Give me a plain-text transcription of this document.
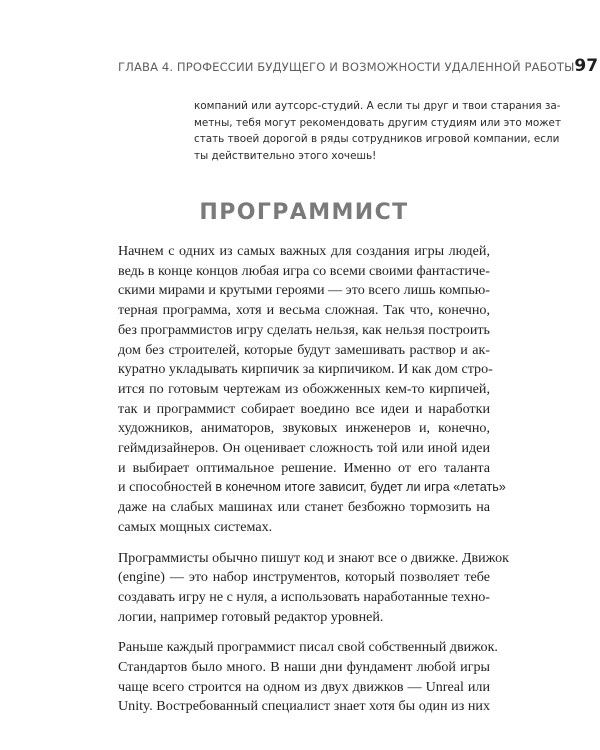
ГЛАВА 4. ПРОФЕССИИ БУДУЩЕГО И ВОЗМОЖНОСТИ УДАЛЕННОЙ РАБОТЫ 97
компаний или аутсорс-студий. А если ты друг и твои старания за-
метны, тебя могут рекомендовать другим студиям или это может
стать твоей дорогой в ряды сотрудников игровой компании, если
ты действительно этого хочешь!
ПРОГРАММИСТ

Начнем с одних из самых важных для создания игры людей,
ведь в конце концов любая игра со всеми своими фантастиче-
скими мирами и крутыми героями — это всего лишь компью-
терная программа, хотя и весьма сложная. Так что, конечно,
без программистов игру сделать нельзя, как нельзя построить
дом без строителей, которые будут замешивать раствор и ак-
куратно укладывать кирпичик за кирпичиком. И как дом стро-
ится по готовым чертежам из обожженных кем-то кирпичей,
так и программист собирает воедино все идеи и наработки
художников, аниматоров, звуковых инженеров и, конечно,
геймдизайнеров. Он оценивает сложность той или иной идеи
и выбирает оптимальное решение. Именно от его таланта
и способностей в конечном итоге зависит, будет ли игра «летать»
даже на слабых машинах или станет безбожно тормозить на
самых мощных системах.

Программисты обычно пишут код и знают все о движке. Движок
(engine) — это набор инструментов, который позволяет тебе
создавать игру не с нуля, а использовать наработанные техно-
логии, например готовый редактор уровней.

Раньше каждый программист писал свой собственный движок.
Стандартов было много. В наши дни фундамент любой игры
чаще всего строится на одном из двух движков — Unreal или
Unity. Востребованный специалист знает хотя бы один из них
==
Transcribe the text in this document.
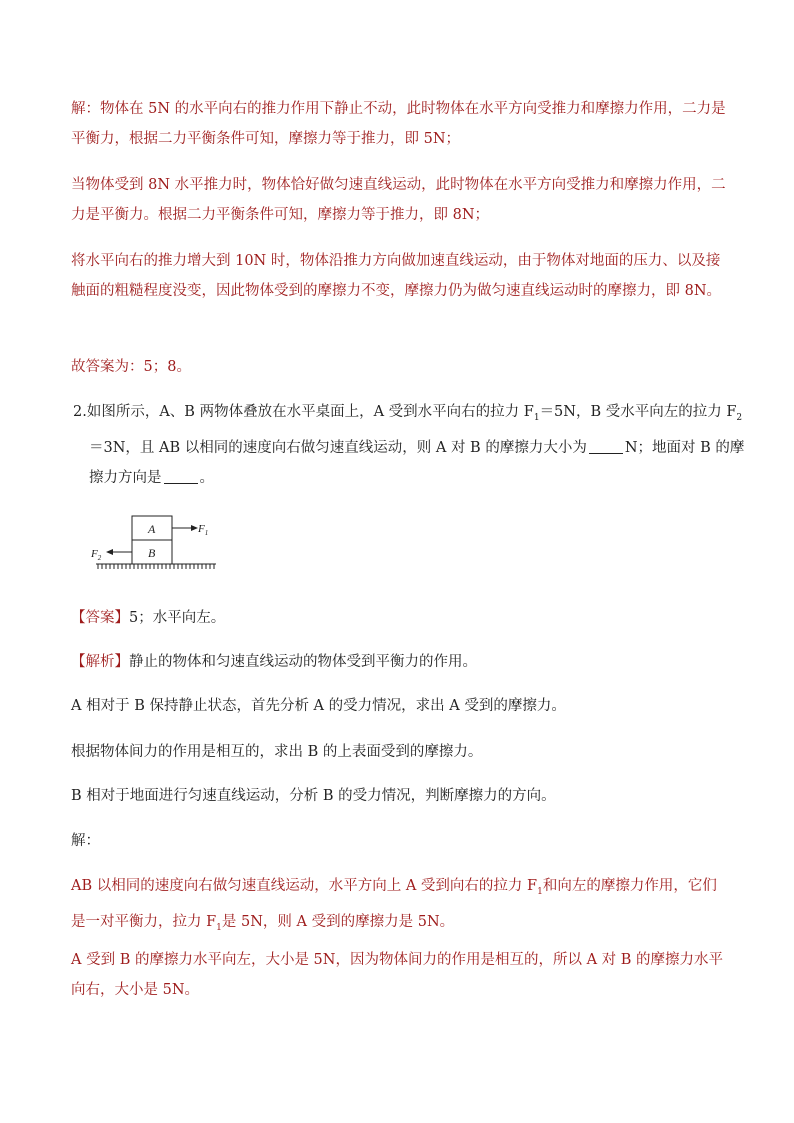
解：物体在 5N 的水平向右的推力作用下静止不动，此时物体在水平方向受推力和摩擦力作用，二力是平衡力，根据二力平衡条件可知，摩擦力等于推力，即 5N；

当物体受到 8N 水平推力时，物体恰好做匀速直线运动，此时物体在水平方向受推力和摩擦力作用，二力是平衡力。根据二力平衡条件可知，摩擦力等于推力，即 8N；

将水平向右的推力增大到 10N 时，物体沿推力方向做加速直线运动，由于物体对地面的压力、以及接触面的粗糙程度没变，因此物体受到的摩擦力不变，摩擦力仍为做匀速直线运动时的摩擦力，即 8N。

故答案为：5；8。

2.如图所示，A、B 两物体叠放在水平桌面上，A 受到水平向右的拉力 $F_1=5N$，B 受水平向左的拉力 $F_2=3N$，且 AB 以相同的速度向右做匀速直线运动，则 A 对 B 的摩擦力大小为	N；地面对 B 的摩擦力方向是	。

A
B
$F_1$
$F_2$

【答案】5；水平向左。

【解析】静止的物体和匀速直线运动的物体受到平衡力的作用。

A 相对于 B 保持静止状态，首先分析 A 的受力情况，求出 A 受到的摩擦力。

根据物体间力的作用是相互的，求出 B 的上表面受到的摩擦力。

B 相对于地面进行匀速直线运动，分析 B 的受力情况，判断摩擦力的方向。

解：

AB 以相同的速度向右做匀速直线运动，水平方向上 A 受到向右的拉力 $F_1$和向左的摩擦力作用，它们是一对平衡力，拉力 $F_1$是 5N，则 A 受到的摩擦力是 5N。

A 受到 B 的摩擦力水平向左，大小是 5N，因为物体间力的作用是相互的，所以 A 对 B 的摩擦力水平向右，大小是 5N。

**REQUIRED WORK:**
Which lines in the records above contain the string "хотя"? Copy each one.

**FINAL ANSWER:**
терная программа, хотя и весьма сложная. Так что, конечно,
Unity. Востребованный специалист знает хотя бы один из них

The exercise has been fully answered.